--- What you should do ---
Take each line containing "this" and report it exactly as written.
# # # # # # #
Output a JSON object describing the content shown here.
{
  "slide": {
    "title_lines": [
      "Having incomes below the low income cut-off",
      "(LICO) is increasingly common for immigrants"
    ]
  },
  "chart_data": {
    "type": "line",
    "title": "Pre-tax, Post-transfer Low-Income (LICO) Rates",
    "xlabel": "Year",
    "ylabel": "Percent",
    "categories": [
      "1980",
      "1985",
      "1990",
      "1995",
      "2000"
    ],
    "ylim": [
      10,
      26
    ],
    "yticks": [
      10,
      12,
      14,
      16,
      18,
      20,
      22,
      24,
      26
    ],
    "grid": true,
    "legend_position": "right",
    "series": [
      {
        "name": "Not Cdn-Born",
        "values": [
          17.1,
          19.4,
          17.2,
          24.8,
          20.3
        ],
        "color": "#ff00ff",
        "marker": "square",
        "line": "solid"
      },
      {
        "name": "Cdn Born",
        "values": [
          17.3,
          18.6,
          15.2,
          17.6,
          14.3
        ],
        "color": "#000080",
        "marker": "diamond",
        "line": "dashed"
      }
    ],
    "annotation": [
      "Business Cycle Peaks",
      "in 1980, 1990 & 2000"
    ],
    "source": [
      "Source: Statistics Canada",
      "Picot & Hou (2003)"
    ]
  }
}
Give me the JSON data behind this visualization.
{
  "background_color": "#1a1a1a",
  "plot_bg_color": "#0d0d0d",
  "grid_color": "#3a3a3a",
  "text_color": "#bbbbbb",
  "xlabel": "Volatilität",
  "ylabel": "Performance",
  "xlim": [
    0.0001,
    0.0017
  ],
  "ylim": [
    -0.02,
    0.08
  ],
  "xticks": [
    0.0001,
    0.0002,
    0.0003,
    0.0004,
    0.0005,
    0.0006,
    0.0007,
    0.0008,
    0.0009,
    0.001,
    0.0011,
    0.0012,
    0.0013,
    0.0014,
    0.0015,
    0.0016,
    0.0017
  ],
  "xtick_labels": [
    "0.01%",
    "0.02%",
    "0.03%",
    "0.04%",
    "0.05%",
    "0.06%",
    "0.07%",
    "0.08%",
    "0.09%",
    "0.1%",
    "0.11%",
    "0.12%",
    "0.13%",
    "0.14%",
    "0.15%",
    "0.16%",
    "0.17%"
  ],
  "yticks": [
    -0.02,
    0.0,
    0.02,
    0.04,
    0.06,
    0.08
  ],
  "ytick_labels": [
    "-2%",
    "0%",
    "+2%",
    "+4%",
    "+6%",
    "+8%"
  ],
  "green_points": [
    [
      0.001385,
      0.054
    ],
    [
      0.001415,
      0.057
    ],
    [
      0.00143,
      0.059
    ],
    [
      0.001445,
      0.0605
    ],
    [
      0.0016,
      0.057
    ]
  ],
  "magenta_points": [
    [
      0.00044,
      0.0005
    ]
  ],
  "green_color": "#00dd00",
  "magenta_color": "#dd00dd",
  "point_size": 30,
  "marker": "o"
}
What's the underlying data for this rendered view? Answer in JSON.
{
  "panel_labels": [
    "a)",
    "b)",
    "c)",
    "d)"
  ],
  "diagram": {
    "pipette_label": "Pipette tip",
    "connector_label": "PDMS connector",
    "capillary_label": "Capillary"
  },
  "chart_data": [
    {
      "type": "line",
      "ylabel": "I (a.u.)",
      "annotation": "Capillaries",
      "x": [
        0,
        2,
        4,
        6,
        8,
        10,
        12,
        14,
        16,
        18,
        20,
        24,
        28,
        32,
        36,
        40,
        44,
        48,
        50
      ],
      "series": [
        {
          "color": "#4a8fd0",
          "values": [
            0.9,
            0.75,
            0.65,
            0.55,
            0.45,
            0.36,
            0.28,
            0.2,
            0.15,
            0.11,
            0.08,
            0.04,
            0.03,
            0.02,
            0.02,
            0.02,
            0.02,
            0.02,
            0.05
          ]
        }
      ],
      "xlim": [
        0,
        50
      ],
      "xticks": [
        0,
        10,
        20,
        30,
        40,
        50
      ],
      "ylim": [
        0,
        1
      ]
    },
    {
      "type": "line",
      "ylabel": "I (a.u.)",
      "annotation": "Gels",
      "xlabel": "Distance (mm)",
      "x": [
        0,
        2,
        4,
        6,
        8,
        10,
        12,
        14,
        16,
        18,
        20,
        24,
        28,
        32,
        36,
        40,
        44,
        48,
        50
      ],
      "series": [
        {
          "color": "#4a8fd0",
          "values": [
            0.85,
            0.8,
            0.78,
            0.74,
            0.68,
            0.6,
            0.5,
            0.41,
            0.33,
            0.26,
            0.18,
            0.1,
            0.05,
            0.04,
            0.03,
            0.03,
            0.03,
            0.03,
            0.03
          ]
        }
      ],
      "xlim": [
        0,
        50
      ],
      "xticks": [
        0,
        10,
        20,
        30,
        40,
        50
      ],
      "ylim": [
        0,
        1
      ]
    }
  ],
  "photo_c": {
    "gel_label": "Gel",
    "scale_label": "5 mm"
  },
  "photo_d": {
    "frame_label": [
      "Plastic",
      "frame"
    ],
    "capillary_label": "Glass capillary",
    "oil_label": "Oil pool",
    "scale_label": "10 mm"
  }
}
# # # # # # #
--- Result of the exercise ---
Give me the JSON data behind this visualization.
What's the underlying data for this rendered view? Answer in JSON.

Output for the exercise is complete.